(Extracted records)
+ + + + + + +
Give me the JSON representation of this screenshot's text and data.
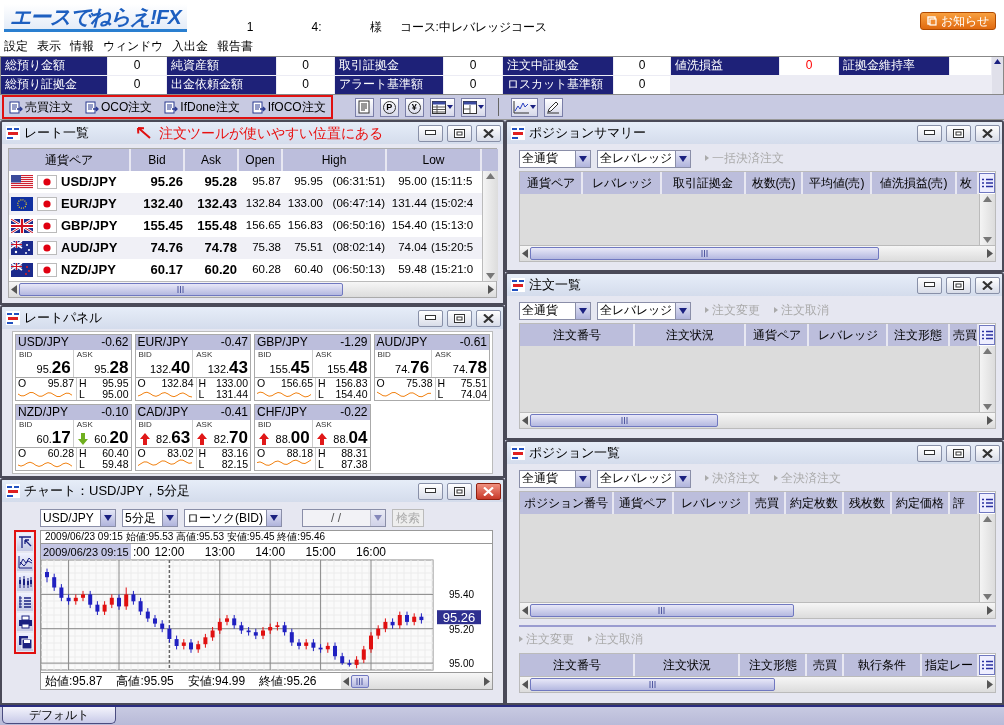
{
  "header": {
    "logo": "エースでねらえ!FX",
    "user_info": [
      "1",
      "4:",
      "様",
      "コース:中レバレッジコース"
    ],
    "notice_button": "お知らせ"
  },
  "menu": [
    "設定",
    "表示",
    "情報",
    "ウィンドウ",
    "入出金",
    "報告書"
  ],
  "account": [
    [
      {
        "label": "総預り金額",
        "value": "0",
        "alert": false
      },
      {
        "label": "純資産額",
        "value": "0",
        "alert": false
      },
      {
        "label": "取引証拠金",
        "value": "0",
        "alert": false
      },
      {
        "label": "注文中証拠金",
        "value": "0",
        "alert": false
      },
      {
        "label": "値洗損益",
        "value": "0",
        "alert": true
      },
      {
        "label": "証拠金維持率"
      }
    ],
    [
      {
        "label": "総預り証拠金",
        "value": "0",
        "alert": false
      },
      {
        "label": "出金依頼金額",
        "value": "0",
        "alert": false
      },
      {
        "label": "アラート基準額",
        "value": "0",
        "alert": false
      },
      {
        "label": "ロスカット基準額",
        "value": "0",
        "alert": false
      }
    ]
  ],
  "toolbar": {
    "order_buttons": [
      "売買注文",
      "OCO注文",
      "IfDone注文",
      "IfOCO注文"
    ],
    "tools": [
      {
        "kind": "document",
        "dropdown": false
      },
      {
        "kind": "coin",
        "glyph": "P",
        "dropdown": false
      },
      {
        "kind": "coin",
        "glyph": "¥",
        "dropdown": false
      },
      {
        "kind": "table",
        "dropdown": true
      },
      {
        "kind": "layout",
        "dropdown": true
      },
      {
        "kind": "separator",
        "dropdown": false
      },
      {
        "kind": "chart",
        "dropdown": true
      },
      {
        "kind": "pen",
        "dropdown": false
      }
    ]
  },
  "callout": "注文ツールが使いやすい位置にある",
  "rate_list": {
    "title": "レート一覧",
    "active": false,
    "columns": [
      "通貨ペア",
      "Bid",
      "Ask",
      "Open",
      "High",
      "Low"
    ],
    "rows": [
      {
        "kind": "us",
        "pair": "USD/JPY",
        "bid": "95.26",
        "ask": "95.28",
        "open": "95.87",
        "high": "95.95",
        "high_time": "(06:31:51)",
        "low": "95.00",
        "low_time": "(15:11:5"
      },
      {
        "kind": "eu",
        "pair": "EUR/JPY",
        "bid": "132.40",
        "ask": "132.43",
        "open": "132.84",
        "high": "133.00",
        "high_time": "(06:47:14)",
        "low": "131.44",
        "low_time": "(15:02:4"
      },
      {
        "kind": "gb",
        "pair": "GBP/JPY",
        "bid": "155.45",
        "ask": "155.48",
        "open": "156.65",
        "high": "156.83",
        "high_time": "(06:50:16)",
        "low": "154.40",
        "low_time": "(15:13:0"
      },
      {
        "kind": "au",
        "pair": "AUD/JPY",
        "bid": "74.76",
        "ask": "74.78",
        "open": "75.38",
        "high": "75.51",
        "high_time": "(08:02:14)",
        "low": "74.04",
        "low_time": "(15:20:5"
      },
      {
        "kind": "nz",
        "pair": "NZD/JPY",
        "bid": "60.17",
        "ask": "60.20",
        "open": "60.28",
        "high": "60.40",
        "high_time": "(06:50:13)",
        "low": "59.48",
        "low_time": "(15:21:0"
      }
    ]
  },
  "rate_panel": {
    "title": "レートパネル",
    "active": false,
    "tiles": [
      {
        "pair": "USD/JPY",
        "change": "-0.62",
        "bid_label": "BID",
        "bid_major": "95.",
        "bid_minor": "26",
        "bid_up": false,
        "bid_down": false,
        "ask_label": "ASK",
        "ask_major": "95.",
        "ask_minor": "28",
        "ask_up": false,
        "ask_down": false,
        "open_label": "O",
        "open": "95.87",
        "high_label": "H",
        "high": "95.95",
        "low_label": "L",
        "low": "95.00"
      },
      {
        "pair": "EUR/JPY",
        "change": "-0.47",
        "bid_label": "BID",
        "bid_major": "132.",
        "bid_minor": "40",
        "bid_up": false,
        "bid_down": false,
        "ask_label": "ASK",
        "ask_major": "132.",
        "ask_minor": "43",
        "ask_up": false,
        "ask_down": false,
        "open_label": "O",
        "open": "132.84",
        "high_label": "H",
        "high": "133.00",
        "low_label": "L",
        "low": "131.44"
      },
      {
        "pair": "GBP/JPY",
        "change": "-1.29",
        "bid_label": "BID",
        "bid_major": "155.",
        "bid_minor": "45",
        "bid_up": false,
        "bid_down": false,
        "ask_label": "ASK",
        "ask_major": "155.",
        "ask_minor": "48",
        "ask_up": false,
        "ask_down": false,
        "open_label": "O",
        "open": "156.65",
        "high_label": "H",
        "high": "156.83",
        "low_label": "L",
        "low": "154.40"
      },
      {
        "pair": "AUD/JPY",
        "change": "-0.61",
        "bid_label": "BID",
        "bid_major": "74.",
        "bid_minor": "76",
        "bid_up": false,
        "bid_down": false,
        "ask_label": "ASK",
        "ask_major": "74.",
        "ask_minor": "78",
        "ask_up": false,
        "ask_down": false,
        "open_label": "O",
        "open": "75.38",
        "high_label": "H",
        "high": "75.51",
        "low_label": "L",
        "low": "74.04"
      },
      {
        "pair": "NZD/JPY",
        "change": "-0.10",
        "bid_label": "BID",
        "bid_major": "60.",
        "bid_minor": "17",
        "bid_up": false,
        "bid_down": false,
        "ask_label": "ASK",
        "ask_major": "60.",
        "ask_minor": "20",
        "ask_up": false,
        "ask_down": true,
        "open_label": "O",
        "open": "60.28",
        "high_label": "H",
        "high": "60.40",
        "low_label": "L",
        "low": "59.48"
      },
      {
        "pair": "CAD/JPY",
        "change": "-0.41",
        "bid_label": "BID",
        "bid_major": "82.",
        "bid_minor": "63",
        "bid_up": true,
        "bid_down": false,
        "ask_label": "ASK",
        "ask_major": "82.",
        "ask_minor": "70",
        "ask_up": true,
        "ask_down": false,
        "open_label": "O",
        "open": "83.02",
        "high_label": "H",
        "high": "83.16",
        "low_label": "L",
        "low": "82.15"
      },
      {
        "pair": "CHF/JPY",
        "change": "-0.22",
        "bid_label": "BID",
        "bid_major": "88.",
        "bid_minor": "00",
        "bid_up": true,
        "bid_down": false,
        "ask_label": "ASK",
        "ask_major": "88.",
        "ask_minor": "04",
        "ask_up": true,
        "ask_down": false,
        "open_label": "O",
        "open": "88.18",
        "high_label": "H",
        "high": "88.31",
        "low_label": "L",
        "low": "87.38"
      }
    ]
  },
  "chart": {
    "title": "チャート：USD/JPY，5分足",
    "active": true,
    "selects": [
      "USD/JPY",
      "5分足",
      "ローソク(BID)"
    ],
    "date_field": {
      "value": "/   /",
      "disabled": true
    },
    "search_button": {
      "label": "検索",
      "disabled": true
    },
    "info_line": "2009/06/23 09:15  始値:95.53  高値:95.53  安値:95.45  終値:95.46",
    "cursor_label": "2009/06/23 09:15",
    "partial_tick_label": ":00",
    "current_price": "95.26",
    "chart_data": {
      "type": "candlestick",
      "categories": [
        null,
        null,
        null,
        null,
        null,
        null,
        null,
        null,
        null,
        null,
        null,
        null,
        null,
        null,
        null,
        null,
        null,
        "12:00",
        null,
        null,
        null,
        null,
        null,
        null,
        "13:00",
        null,
        null,
        null,
        null,
        null,
        null,
        "14:00",
        null,
        null,
        null,
        null,
        null,
        null,
        "15:00",
        null,
        null,
        null,
        null,
        null,
        null,
        "16:00",
        null,
        null,
        null,
        null,
        null,
        null,
        null
      ],
      "ohlc": [
        [
          95.53,
          95.55,
          95.47,
          95.5
        ],
        [
          95.5,
          95.52,
          95.42,
          95.44
        ],
        [
          95.44,
          95.46,
          95.36,
          95.38
        ],
        [
          95.38,
          95.4,
          95.34,
          95.36
        ],
        [
          95.36,
          95.4,
          95.34,
          95.38
        ],
        [
          95.38,
          95.42,
          95.36,
          95.4
        ],
        [
          95.4,
          95.42,
          95.32,
          95.34
        ],
        [
          95.34,
          95.36,
          95.28,
          95.3
        ],
        [
          95.3,
          95.36,
          95.28,
          95.34
        ],
        [
          95.34,
          95.4,
          95.32,
          95.38
        ],
        [
          95.38,
          95.4,
          95.31,
          95.33
        ],
        [
          95.33,
          95.44,
          95.31,
          95.4
        ],
        [
          95.4,
          95.42,
          95.34,
          95.36
        ],
        [
          95.36,
          95.38,
          95.28,
          95.3
        ],
        [
          95.3,
          95.32,
          95.24,
          95.26
        ],
        [
          95.26,
          95.28,
          95.21,
          95.23
        ],
        [
          95.23,
          95.25,
          95.18,
          95.2
        ],
        [
          95.2,
          95.22,
          95.12,
          95.14
        ],
        [
          95.14,
          95.16,
          95.08,
          95.1
        ],
        [
          95.1,
          95.14,
          95.08,
          95.12
        ],
        [
          95.12,
          95.14,
          95.06,
          95.08
        ],
        [
          95.08,
          95.13,
          95.06,
          95.11
        ],
        [
          95.11,
          95.17,
          95.09,
          95.15
        ],
        [
          95.15,
          95.21,
          95.13,
          95.19
        ],
        [
          95.19,
          95.26,
          95.17,
          95.24
        ],
        [
          95.24,
          95.28,
          95.22,
          95.26
        ],
        [
          95.26,
          95.28,
          95.2,
          95.22
        ],
        [
          95.22,
          95.24,
          95.17,
          95.19
        ],
        [
          95.19,
          95.21,
          95.16,
          95.18
        ],
        [
          95.18,
          95.2,
          95.14,
          95.16
        ],
        [
          95.16,
          95.21,
          95.14,
          95.19
        ],
        [
          95.19,
          95.23,
          95.17,
          95.21
        ],
        [
          95.21,
          95.24,
          95.19,
          95.22
        ],
        [
          95.22,
          95.24,
          95.16,
          95.18
        ],
        [
          95.18,
          95.2,
          95.1,
          95.12
        ],
        [
          95.12,
          95.14,
          95.08,
          95.1
        ],
        [
          95.1,
          95.14,
          95.08,
          95.12
        ],
        [
          95.12,
          95.14,
          95.07,
          95.09
        ],
        [
          95.09,
          95.11,
          95.06,
          95.08
        ],
        [
          95.08,
          95.12,
          95.06,
          95.1
        ],
        [
          95.1,
          95.12,
          95.02,
          95.04
        ],
        [
          95.04,
          95.06,
          94.99,
          95.0
        ],
        [
          95.0,
          95.02,
          94.98,
          94.99
        ],
        [
          94.99,
          95.04,
          94.97,
          95.02
        ],
        [
          95.02,
          95.1,
          95.0,
          95.08
        ],
        [
          95.08,
          95.18,
          95.06,
          95.16
        ],
        [
          95.16,
          95.22,
          95.14,
          95.2
        ],
        [
          95.2,
          95.26,
          95.18,
          95.24
        ],
        [
          95.24,
          95.26,
          95.2,
          95.22
        ],
        [
          95.22,
          95.3,
          95.2,
          95.28
        ],
        [
          95.28,
          95.3,
          95.22,
          95.24
        ],
        [
          95.24,
          95.29,
          95.22,
          95.27
        ],
        [
          95.27,
          95.29,
          95.23,
          95.25
        ]
      ],
      "ylim": [
        94.96,
        95.6
      ],
      "grid": true,
      "yticks": [
        {
          "value": 95.4,
          "label": "95.40"
        },
        {
          "value": 95.2,
          "label": "95.20"
        },
        {
          "value": 95.0,
          "label": "95.00"
        }
      ]
    },
    "summary": [
      "始値:95.87",
      "高値:95.95",
      "安値:94.99",
      "終値:95.26"
    ]
  },
  "position_summary": {
    "title": "ポジションサマリー",
    "active": false,
    "filters": [
      "全通貨",
      "全レバレッジ"
    ],
    "actions": [
      {
        "label": "一括決済注文",
        "disabled": true
      }
    ],
    "columns": [
      "通貨ペア",
      "レバレッジ",
      "取引証拠金",
      "枚数(売)",
      "平均値(売)",
      "値洗損益(売)",
      "枚"
    ]
  },
  "order_list": {
    "title": "注文一覧",
    "active": false,
    "filters": [
      "全通貨",
      "全レバレッジ"
    ],
    "actions": [
      {
        "label": "注文変更",
        "disabled": true
      },
      {
        "label": "注文取消",
        "disabled": true
      }
    ],
    "columns": [
      "注文番号",
      "注文状況",
      "通貨ペア",
      "レバレッジ",
      "注文形態",
      "売買"
    ]
  },
  "position_list": {
    "title": "ポジション一覧",
    "active": false,
    "filters": [
      "全通貨",
      "全レバレッジ"
    ],
    "actions": [
      {
        "label": "決済注文",
        "disabled": true
      },
      {
        "label": "全決済注文",
        "disabled": true
      }
    ],
    "columns": [
      "ポジション番号",
      "通貨ペア",
      "レバレッジ",
      "売買",
      "約定枚数",
      "残枚数",
      "約定価格",
      "評"
    ],
    "order_actions": [
      {
        "label": "注文変更",
        "disabled": true
      },
      {
        "label": "注文取消",
        "disabled": true
      }
    ],
    "order_columns": [
      "注文番号",
      "注文状況",
      "注文形態",
      "売買",
      "執行条件",
      "指定レー"
    ]
  },
  "bottom_tabs": [
    {
      "label": "デフォルト",
      "selected": true
    }
  ]
}
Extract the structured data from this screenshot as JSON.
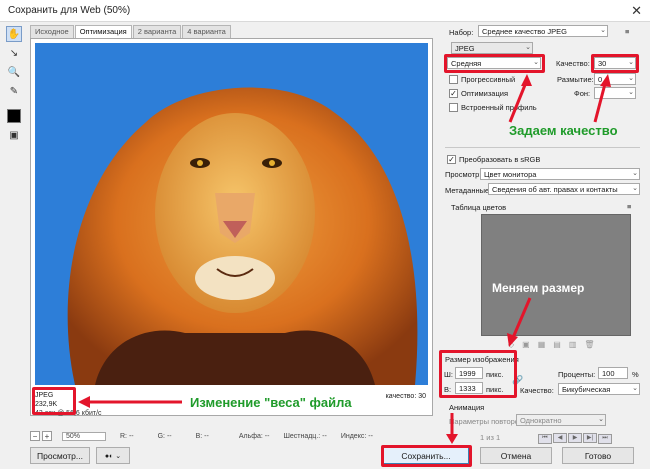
{
  "window": {
    "title": "Сохранить для Web (50%)",
    "close": "✕"
  },
  "tabs": [
    "Исходное",
    "Оптимизация",
    "2 варианта",
    "4 варианта"
  ],
  "image_info": {
    "format": "JPEG",
    "size": "232,9K",
    "speed": "43 сек @ 56,6 кбит/с"
  },
  "canvas": {
    "quality_label": "качество: 30"
  },
  "status": {
    "zoom": "50%",
    "r": "R: --",
    "g": "G: --",
    "b": "B: --",
    "alpha": "Альфа: --",
    "hex": "Шестнадц.: --",
    "index": "Индекс: --"
  },
  "settings": {
    "preset_label": "Набор:",
    "preset_value": "Среднее качество JPEG",
    "format": "JPEG",
    "compression": "Средняя",
    "quality_label": "Качество:",
    "quality_value": "30",
    "progressive": "Прогрессивный",
    "blur_label": "Размытие:",
    "blur_value": "0",
    "optimized": "Оптимизация",
    "matte_label": "Фон:",
    "embed_profile": "Встроенный профиль",
    "convert_srgb": "Преобразовать в sRGB",
    "preview_label": "Просмотр:",
    "preview_value": "Цвет монитора",
    "metadata_label": "Метаданные:",
    "metadata_value": "Сведения об авт. правах и контакты"
  },
  "color_table": {
    "title": "Таблица цветов"
  },
  "image_size": {
    "title": "Размер изображения",
    "w_label": "Ш:",
    "w_value": "1999",
    "h_label": "В:",
    "h_value": "1333",
    "unit": "пикс.",
    "percent_label": "Проценты:",
    "percent_value": "100",
    "percent_unit": "%",
    "quality_label": "Качество:",
    "quality_value": "Бикубическая"
  },
  "animation": {
    "title": "Анимация",
    "loop_label": "Параметры повторов:",
    "loop_value": "Однократно",
    "frame": "1 из 1"
  },
  "buttons": {
    "preview": "Просмотр...",
    "save": "Сохранить...",
    "cancel": "Отмена",
    "done": "Готово"
  },
  "annotations": {
    "quality": "Задаем качество",
    "size": "Меняем размер",
    "weight": "Изменение \"веса\" файла"
  },
  "colors": {
    "annotation_red": "#e3152b",
    "annotation_green": "#1f9b2a",
    "sky": "#2e7fd9",
    "mane": "#e8862a"
  }
}
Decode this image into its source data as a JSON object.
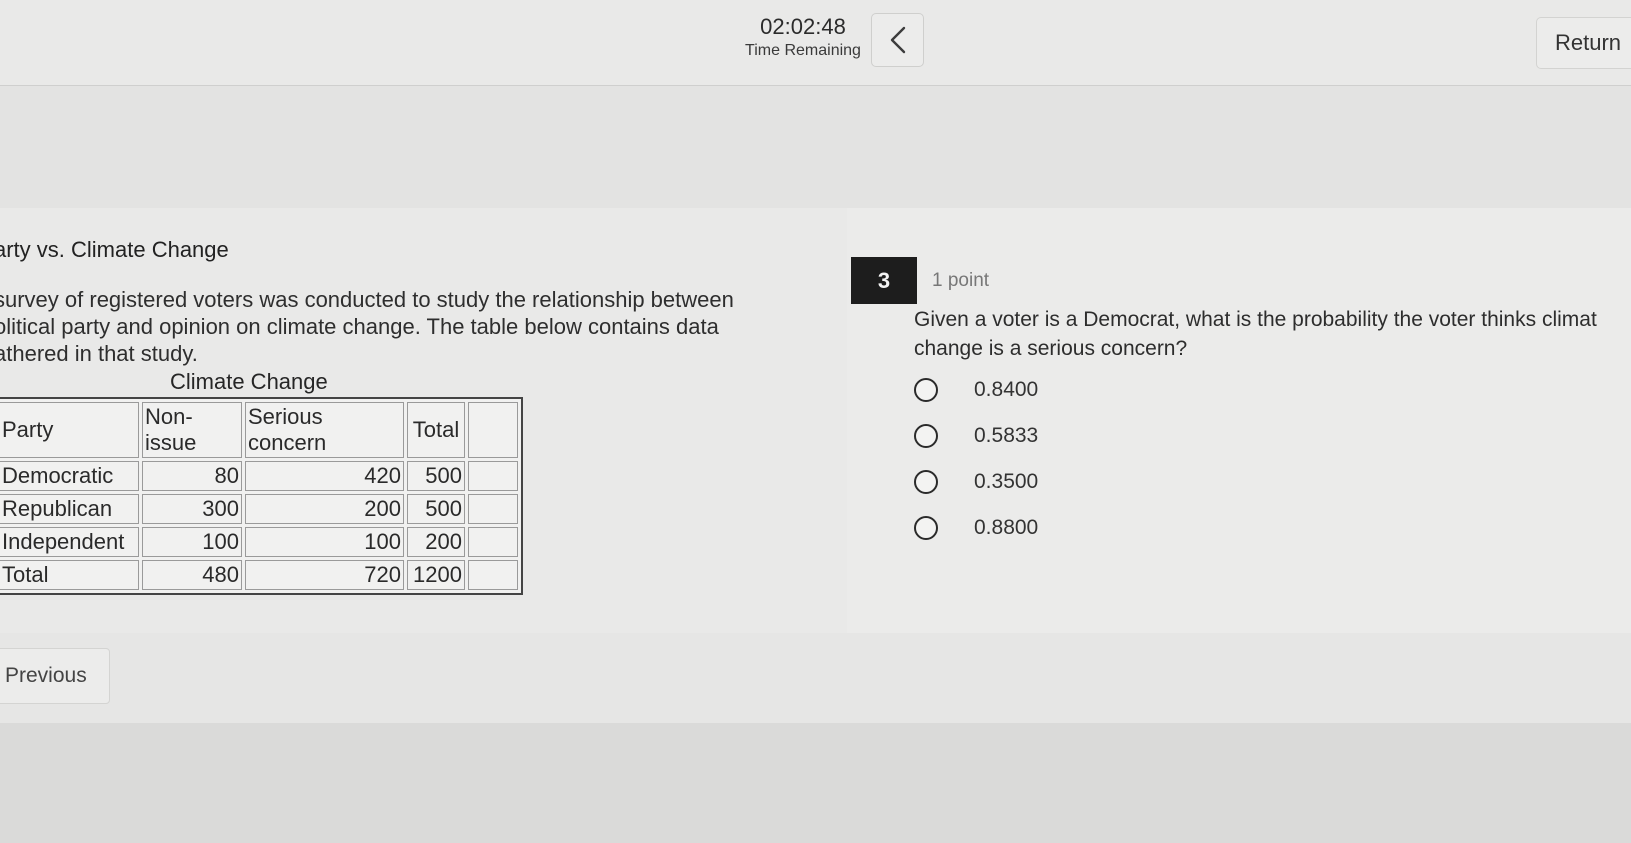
{
  "header": {
    "timer_value": "02:02:48",
    "timer_label": "Time Remaining",
    "collapse_icon": "chevron-left-icon",
    "return_label": "Return"
  },
  "passage": {
    "title": "arty vs. Climate Change",
    "text_lines": [
      "survey of registered voters was conducted to study the relationship between",
      "olitical party and opinion on climate change. The table below contains data",
      "athered in that study."
    ],
    "table": {
      "caption": "Climate Change",
      "headers": [
        "Party",
        "Non-issue",
        "Serious concern",
        "Total",
        ""
      ],
      "rows": [
        [
          "Democratic",
          "80",
          "420",
          "500",
          ""
        ],
        [
          "Republican",
          "300",
          "200",
          "500",
          ""
        ],
        [
          "Independent",
          "100",
          "100",
          "200",
          ""
        ],
        [
          "Total",
          "480",
          "720",
          "1200",
          ""
        ]
      ]
    }
  },
  "question": {
    "number": "3",
    "points": "1 point",
    "text_lines": [
      "Given a voter is a Democrat, what is the probability the voter thinks climat",
      "change is a serious concern?"
    ],
    "options": [
      "0.8400",
      "0.5833",
      "0.3500",
      "0.8800"
    ]
  },
  "footer": {
    "previous_label": "Previous"
  }
}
+ + + + + + +
_Given instruction_:
Return all lines with the word "title" in them.

_Solved exercise_:
    "title": "レート一覧",
    "title": "レートパネル",
    "title": "チャート：USD/JPY，5分足",
    "title": "ポジションサマリー",
    "title": "注文一覧",
    "title": "ポジション一覧",
    "title": "Сохранить для Web (50%)",
    "title": "Таблица цветов"
    "title": "Размер изображения",
    "title": "Анимация",
    "title": "arty vs. Climate Change",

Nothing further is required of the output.